» ASSIGNMENT:
Please summarize the text below on the FTX trial and the crypto market in two sentences.

» SOURCE TEXT:

◆ ◆ ◆ ◆ ◆ ◆ ◆

Sam Bankman-Fried, the former CEO of FTX, stands trial in New York on Tuesday, charged with seven counts of fraud and conspiracy stemming from the exchange's abrupt collapse in November 2022. He has pleaded not guilty.

FTX was one in a series of industry meltdowns that sent bitcoin crashing to its lowest price since 2020. While bitcoin and other major tokens have partially recovered, the sector remains far from the fever pitch it hit in late 2021.

Here are five charts that show how the crypto landscape has changed.

BITCOIN BLUES

Bitcoin, by far the biggest cryptocurrency and the chief barometer for crypto market sentiment, has bounced back about 37% since Nov. 1.

The cryptocurrency was riding high in 2021, hitting a record $69,000 in November that year. But as central banks began to hike rates in early 2022, riskier assets like cryptocurrencies began to feel the pain as investors sought better returns elsewhere.

Bitcoin lost more than 65% of its value last year, pummeled by the collapse of stablecoin terraUSD, which led Singapore hedge fund Three Arrows Capital to file for bankruptcy and caused wider havoc in crypto markets.

Several other companies also collapsed, but the fall of FTX pushed bitcoin under $16,000 in November last year. Bitcoin took another hit earlier this year when Silvergate Bank, a popular U.S. partner for crypto companies, said it would shut down.

Still, bitcoin has regained almost three-quarters of its value this year on interest from major financial firms including BlackRock and hopes that interest rate hikes are ending. It was trading on Monday at around $28,089.

"The FTX debacle came at the end of an annus horriblis that had already seen a tech sector collapse, sharply higher interest rates and self-inflicted industry wounds," said Ben Laidler, global markets strategist at eToro.

◆ ◆ ◆ ◆ ◆ ◆ ◆

» EXCERPTED RECORDS:
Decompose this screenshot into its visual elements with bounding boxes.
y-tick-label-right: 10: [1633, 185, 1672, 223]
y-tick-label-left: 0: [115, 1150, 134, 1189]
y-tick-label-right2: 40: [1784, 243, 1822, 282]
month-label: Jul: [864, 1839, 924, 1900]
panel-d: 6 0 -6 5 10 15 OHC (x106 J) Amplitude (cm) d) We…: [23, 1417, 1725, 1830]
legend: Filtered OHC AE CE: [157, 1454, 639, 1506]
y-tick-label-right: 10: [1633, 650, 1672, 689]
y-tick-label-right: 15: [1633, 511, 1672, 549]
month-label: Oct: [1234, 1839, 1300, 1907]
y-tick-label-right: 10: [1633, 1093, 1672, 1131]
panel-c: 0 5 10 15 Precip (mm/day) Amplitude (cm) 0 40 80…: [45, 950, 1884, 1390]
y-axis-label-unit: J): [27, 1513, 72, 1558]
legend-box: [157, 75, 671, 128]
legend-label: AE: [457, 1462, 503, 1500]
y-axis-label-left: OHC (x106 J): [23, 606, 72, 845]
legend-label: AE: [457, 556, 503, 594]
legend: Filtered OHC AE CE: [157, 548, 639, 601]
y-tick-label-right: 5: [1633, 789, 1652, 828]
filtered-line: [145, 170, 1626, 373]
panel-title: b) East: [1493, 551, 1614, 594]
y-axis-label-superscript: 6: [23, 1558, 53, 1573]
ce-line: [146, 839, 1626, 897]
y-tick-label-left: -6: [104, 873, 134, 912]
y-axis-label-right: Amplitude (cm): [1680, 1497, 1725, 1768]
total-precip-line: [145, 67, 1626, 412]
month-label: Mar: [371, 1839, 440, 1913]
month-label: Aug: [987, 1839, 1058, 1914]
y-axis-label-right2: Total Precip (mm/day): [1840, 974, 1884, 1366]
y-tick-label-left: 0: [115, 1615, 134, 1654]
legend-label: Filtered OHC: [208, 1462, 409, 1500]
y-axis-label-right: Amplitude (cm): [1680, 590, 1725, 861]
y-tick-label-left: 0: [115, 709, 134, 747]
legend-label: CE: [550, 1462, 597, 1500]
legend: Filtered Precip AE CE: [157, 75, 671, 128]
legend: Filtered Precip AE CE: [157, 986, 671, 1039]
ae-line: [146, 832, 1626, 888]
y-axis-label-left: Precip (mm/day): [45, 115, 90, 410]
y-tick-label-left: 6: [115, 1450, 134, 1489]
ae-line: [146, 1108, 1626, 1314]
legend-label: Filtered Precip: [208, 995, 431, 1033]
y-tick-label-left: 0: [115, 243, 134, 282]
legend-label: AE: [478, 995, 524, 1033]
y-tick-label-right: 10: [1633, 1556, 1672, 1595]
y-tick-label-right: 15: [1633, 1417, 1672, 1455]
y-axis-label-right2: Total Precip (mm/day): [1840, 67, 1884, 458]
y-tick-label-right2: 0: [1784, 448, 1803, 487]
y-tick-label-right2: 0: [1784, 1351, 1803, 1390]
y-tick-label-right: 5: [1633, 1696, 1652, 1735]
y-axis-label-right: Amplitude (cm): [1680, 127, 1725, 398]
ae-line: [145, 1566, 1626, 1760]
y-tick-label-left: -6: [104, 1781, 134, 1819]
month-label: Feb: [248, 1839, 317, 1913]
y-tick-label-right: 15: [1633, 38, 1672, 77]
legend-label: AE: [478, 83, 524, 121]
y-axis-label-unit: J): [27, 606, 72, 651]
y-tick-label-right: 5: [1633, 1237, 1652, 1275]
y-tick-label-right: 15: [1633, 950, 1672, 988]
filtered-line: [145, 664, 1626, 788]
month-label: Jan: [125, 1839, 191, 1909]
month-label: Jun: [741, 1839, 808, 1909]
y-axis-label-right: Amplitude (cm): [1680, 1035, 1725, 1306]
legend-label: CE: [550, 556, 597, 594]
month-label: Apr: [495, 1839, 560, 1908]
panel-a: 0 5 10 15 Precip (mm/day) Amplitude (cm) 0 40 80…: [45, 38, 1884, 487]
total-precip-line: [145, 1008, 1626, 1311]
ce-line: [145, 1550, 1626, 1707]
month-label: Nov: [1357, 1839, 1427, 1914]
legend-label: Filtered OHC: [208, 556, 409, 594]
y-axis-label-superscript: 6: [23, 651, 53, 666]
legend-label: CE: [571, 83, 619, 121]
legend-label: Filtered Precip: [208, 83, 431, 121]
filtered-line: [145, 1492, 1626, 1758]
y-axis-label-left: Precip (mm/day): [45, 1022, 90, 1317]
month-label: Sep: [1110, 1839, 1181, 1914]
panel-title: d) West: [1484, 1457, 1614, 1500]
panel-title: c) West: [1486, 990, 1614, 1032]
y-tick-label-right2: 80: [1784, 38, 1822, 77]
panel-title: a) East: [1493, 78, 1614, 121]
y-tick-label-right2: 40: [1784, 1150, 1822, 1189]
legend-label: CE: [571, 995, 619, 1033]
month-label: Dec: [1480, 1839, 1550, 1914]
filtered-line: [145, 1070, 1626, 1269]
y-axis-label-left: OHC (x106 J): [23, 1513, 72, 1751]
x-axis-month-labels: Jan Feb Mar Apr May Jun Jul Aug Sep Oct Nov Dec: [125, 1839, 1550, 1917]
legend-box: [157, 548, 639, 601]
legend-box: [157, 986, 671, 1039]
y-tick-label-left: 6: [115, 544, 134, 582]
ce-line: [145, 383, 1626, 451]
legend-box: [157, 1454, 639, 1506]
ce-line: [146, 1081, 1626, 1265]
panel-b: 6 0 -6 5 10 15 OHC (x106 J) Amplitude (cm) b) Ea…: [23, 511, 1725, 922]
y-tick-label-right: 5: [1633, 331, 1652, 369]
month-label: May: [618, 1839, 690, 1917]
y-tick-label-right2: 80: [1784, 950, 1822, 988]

◆ ◆ ◆ ◆ ◆ ◆ ◆

» EXPECTED ANSWER:
Sam Bankman-Fried, the former CEO of FTX, stands trial in New York on seven counts of fraud and conspiracy tied to the exchange's collapse in November 2022, and he has pleaded not guilty. Bitcoin hit a record $69,000 in November 2021 and then lost more than 65% of its value last year amid rate hikes and industry collapses, including that of FTX, but it has regained almost three-quarters of its value this year and was trading at around $28,089 on Monday.